■ Given problem: Take the material and output all of it exactly.

>> BEGIN

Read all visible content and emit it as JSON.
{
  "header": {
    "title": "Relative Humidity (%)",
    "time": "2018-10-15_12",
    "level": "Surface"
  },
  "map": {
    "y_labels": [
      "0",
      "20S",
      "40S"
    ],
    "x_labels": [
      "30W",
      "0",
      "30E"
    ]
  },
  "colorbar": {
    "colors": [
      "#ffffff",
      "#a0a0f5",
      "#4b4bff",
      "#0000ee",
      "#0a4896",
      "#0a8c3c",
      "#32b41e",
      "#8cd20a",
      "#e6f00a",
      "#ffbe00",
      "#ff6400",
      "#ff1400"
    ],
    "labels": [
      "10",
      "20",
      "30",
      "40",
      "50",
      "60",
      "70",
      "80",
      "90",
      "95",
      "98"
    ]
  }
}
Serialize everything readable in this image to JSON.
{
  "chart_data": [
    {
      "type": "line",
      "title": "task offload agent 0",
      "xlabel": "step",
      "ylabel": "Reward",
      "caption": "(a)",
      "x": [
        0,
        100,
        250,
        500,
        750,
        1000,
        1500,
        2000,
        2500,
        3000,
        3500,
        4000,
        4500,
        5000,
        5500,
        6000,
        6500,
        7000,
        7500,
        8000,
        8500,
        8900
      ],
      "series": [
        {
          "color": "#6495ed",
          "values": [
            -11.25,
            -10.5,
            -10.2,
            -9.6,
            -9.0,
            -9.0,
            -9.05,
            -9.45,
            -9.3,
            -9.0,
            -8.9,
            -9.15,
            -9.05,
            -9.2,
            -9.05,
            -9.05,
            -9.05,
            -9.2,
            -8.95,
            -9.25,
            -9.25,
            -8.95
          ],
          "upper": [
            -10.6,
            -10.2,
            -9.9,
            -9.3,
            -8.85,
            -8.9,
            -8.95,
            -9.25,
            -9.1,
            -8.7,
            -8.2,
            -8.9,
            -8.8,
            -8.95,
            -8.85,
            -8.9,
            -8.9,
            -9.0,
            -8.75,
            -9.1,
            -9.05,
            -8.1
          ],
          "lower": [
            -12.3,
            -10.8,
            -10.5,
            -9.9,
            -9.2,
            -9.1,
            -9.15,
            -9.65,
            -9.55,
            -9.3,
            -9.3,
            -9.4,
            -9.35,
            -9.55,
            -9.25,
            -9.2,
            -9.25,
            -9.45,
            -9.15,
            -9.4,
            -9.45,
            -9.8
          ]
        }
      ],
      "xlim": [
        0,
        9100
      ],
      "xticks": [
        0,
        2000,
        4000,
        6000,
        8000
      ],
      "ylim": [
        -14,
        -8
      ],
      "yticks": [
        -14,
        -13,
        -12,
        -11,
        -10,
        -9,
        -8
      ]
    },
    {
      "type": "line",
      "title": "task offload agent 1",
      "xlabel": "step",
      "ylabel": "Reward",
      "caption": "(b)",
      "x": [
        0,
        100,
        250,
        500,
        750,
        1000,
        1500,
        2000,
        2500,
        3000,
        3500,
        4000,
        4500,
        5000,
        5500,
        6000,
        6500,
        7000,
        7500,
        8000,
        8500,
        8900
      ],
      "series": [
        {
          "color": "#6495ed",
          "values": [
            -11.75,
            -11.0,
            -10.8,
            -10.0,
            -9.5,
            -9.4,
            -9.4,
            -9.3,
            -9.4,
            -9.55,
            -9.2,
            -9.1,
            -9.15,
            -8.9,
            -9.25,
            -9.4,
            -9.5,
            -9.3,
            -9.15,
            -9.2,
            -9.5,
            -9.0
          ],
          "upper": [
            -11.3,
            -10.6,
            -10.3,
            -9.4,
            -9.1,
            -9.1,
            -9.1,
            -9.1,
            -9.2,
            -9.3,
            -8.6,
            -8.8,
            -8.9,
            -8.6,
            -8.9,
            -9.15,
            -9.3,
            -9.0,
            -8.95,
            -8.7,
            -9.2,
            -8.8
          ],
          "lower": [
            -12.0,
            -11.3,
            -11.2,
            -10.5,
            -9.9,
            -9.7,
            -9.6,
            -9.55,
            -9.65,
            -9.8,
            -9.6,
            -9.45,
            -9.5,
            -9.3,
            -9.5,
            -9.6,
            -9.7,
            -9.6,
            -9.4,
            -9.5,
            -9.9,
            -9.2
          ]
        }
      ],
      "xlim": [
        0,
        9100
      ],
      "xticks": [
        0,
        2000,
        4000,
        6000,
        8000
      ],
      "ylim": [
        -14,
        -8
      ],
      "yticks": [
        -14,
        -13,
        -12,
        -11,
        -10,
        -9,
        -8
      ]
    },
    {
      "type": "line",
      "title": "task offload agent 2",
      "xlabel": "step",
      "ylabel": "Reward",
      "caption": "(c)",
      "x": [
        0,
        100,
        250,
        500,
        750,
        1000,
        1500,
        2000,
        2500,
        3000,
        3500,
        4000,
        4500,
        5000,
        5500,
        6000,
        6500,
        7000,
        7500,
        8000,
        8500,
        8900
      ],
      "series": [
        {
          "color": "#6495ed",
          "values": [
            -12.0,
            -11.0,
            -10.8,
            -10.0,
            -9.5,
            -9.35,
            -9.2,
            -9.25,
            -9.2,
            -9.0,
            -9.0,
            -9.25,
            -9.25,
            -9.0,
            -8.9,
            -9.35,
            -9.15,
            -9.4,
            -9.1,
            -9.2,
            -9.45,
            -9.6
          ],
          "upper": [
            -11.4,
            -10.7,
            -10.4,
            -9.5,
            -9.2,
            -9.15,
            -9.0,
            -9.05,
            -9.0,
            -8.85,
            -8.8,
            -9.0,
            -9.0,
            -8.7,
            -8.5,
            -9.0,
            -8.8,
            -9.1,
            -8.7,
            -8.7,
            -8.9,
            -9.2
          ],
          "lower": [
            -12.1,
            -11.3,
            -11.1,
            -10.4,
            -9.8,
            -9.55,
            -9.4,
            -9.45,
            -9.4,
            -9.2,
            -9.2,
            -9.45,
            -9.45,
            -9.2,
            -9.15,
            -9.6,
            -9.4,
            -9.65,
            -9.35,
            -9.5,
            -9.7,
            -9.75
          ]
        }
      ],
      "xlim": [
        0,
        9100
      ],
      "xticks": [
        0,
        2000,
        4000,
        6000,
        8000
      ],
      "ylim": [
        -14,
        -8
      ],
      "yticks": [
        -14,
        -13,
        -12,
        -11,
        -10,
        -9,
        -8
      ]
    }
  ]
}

>> END

■ Written solution:
Read all visible content and emit it as JSON.
{
  "header": {
    "title": "Relative Humidity (%)",
    "time": "2018-10-15_12",
    "level": "Surface"
  },
  "map": {
    "y_labels": [
      "0",
      "20S",
      "40S"
    ],
    "x_labels": [
      "30W",
      "0",
      "30E"
    ]
  },
  "colorbar": {
    "colors": [
      "#ffffff",
      "#a0a0f5",
      "#4b4bff",
      "#0000ee",
      "#0a4896",
      "#0a8c3c",
      "#32b41e",
      "#8cd20a",
      "#e6f00a",
      "#ffbe00",
      "#ff6400",
      "#ff1400"
    ],
    "labels": [
      "10",
      "20",
      "30",
      "40",
      "50",
      "60",
      "70",
      "80",
      "90",
      "95",
      "98"
    ]
  }
}
Serialize everything readable in this image to JSON.
{
  "chart_data": [
    {
      "type": "line",
      "title": "task offload agent 0",
      "xlabel": "step",
      "ylabel": "Reward",
      "caption": "(a)",
      "x": [
        0,
        100,
        250,
        500,
        750,
        1000,
        1500,
        2000,
        2500,
        3000,
        3500,
        4000,
        4500,
        5000,
        5500,
        6000,
        6500,
        7000,
        7500,
        8000,
        8500,
        8900
      ],
      "series": [
        {
          "color": "#6495ed",
          "values": [
            -11.25,
            -10.5,
            -10.2,
            -9.6,
            -9.0,
            -9.0,
            -9.05,
            -9.45,
            -9.3,
            -9.0,
            -8.9,
            -9.15,
            -9.05,
            -9.2,
            -9.05,
            -9.05,
            -9.05,
            -9.2,
            -8.95,
            -9.25,
            -9.25,
            -8.95
          ],
          "upper": [
            -10.6,
            -10.2,
            -9.9,
            -9.3,
            -8.85,
            -8.9,
            -8.95,
            -9.25,
            -9.1,
            -8.7,
            -8.2,
            -8.9,
            -8.8,
            -8.95,
            -8.85,
            -8.9,
            -8.9,
            -9.0,
            -8.75,
            -9.1,
            -9.05,
            -8.1
          ],
          "lower": [
            -12.3,
            -10.8,
            -10.5,
            -9.9,
            -9.2,
            -9.1,
            -9.15,
            -9.65,
            -9.55,
            -9.3,
            -9.3,
            -9.4,
            -9.35,
            -9.55,
            -9.25,
            -9.2,
            -9.25,
            -9.45,
            -9.15,
            -9.4,
            -9.45,
            -9.8
          ]
        }
      ],
      "xlim": [
        0,
        9100
      ],
      "xticks": [
        0,
        2000,
        4000,
        6000,
        8000
      ],
      "ylim": [
        -14,
        -8
      ],
      "yticks": [
        -14,
        -13,
        -12,
        -11,
        -10,
        -9,
        -8
      ]
    },
    {
      "type": "line",
      "title": "task offload agent 1",
      "xlabel": "step",
      "ylabel": "Reward",
      "caption": "(b)",
      "x": [
        0,
        100,
        250,
        500,
        750,
        1000,
        1500,
        2000,
        2500,
        3000,
        3500,
        4000,
        4500,
        5000,
        5500,
        6000,
        6500,
        7000,
        7500,
        8000,
        8500,
        8900
      ],
      "series": [
        {
          "color": "#6495ed",
          "values": [
            -11.75,
            -11.0,
            -10.8,
            -10.0,
            -9.5,
            -9.4,
            -9.4,
            -9.3,
            -9.4,
            -9.55,
            -9.2,
            -9.1,
            -9.15,
            -8.9,
            -9.25,
            -9.4,
            -9.5,
            -9.3,
            -9.15,
            -9.2,
            -9.5,
            -9.0
          ],
          "upper": [
            -11.3,
            -10.6,
            -10.3,
            -9.4,
            -9.1,
            -9.1,
            -9.1,
            -9.1,
            -9.2,
            -9.3,
            -8.6,
            -8.8,
            -8.9,
            -8.6,
            -8.9,
            -9.15,
            -9.3,
            -9.0,
            -8.95,
            -8.7,
            -9.2,
            -8.8
          ],
          "lower": [
            -12.0,
            -11.3,
            -11.2,
            -10.5,
            -9.9,
            -9.7,
            -9.6,
            -9.55,
            -9.65,
            -9.8,
            -9.6,
            -9.45,
            -9.5,
            -9.3,
            -9.5,
            -9.6,
            -9.7,
            -9.6,
            -9.4,
            -9.5,
            -9.9,
            -9.2
          ]
        }
      ],
      "xlim": [
        0,
        9100
      ],
      "xticks": [
        0,
        2000,
        4000,
        6000,
        8000
      ],
      "ylim": [
        -14,
        -8
      ],
      "yticks": [
        -14,
        -13,
        -12,
        -11,
        -10,
        -9,
        -8
      ]
    },
    {
      "type": "line",
      "title": "task offload agent 2",
      "xlabel": "step",
      "ylabel": "Reward",
      "caption": "(c)",
      "x": [
        0,
        100,
        250,
        500,
        750,
        1000,
        1500,
        2000,
        2500,
        3000,
        3500,
        4000,
        4500,
        5000,
        5500,
        6000,
        6500,
        7000,
        7500,
        8000,
        8500,
        8900
      ],
      "series": [
        {
          "color": "#6495ed",
          "values": [
            -12.0,
            -11.0,
            -10.8,
            -10.0,
            -9.5,
            -9.35,
            -9.2,
            -9.25,
            -9.2,
            -9.0,
            -9.0,
            -9.25,
            -9.25,
            -9.0,
            -8.9,
            -9.35,
            -9.15,
            -9.4,
            -9.1,
            -9.2,
            -9.45,
            -9.6
          ],
          "upper": [
            -11.4,
            -10.7,
            -10.4,
            -9.5,
            -9.2,
            -9.15,
            -9.0,
            -9.05,
            -9.0,
            -8.85,
            -8.8,
            -9.0,
            -9.0,
            -8.7,
            -8.5,
            -9.0,
            -8.8,
            -9.1,
            -8.7,
            -8.7,
            -8.9,
            -9.2
          ],
          "lower": [
            -12.1,
            -11.3,
            -11.1,
            -10.4,
            -9.8,
            -9.55,
            -9.4,
            -9.45,
            -9.4,
            -9.2,
            -9.2,
            -9.45,
            -9.45,
            -9.2,
            -9.15,
            -9.6,
            -9.4,
            -9.65,
            -9.35,
            -9.5,
            -9.7,
            -9.75
          ]
        }
      ],
      "xlim": [
        0,
        9100
      ],
      "xticks": [
        0,
        2000,
        4000,
        6000,
        8000
      ],
      "ylim": [
        -14,
        -8
      ],
      "yticks": [
        -14,
        -13,
        -12,
        -11,
        -10,
        -9,
        -8
      ]
    }
  ]
}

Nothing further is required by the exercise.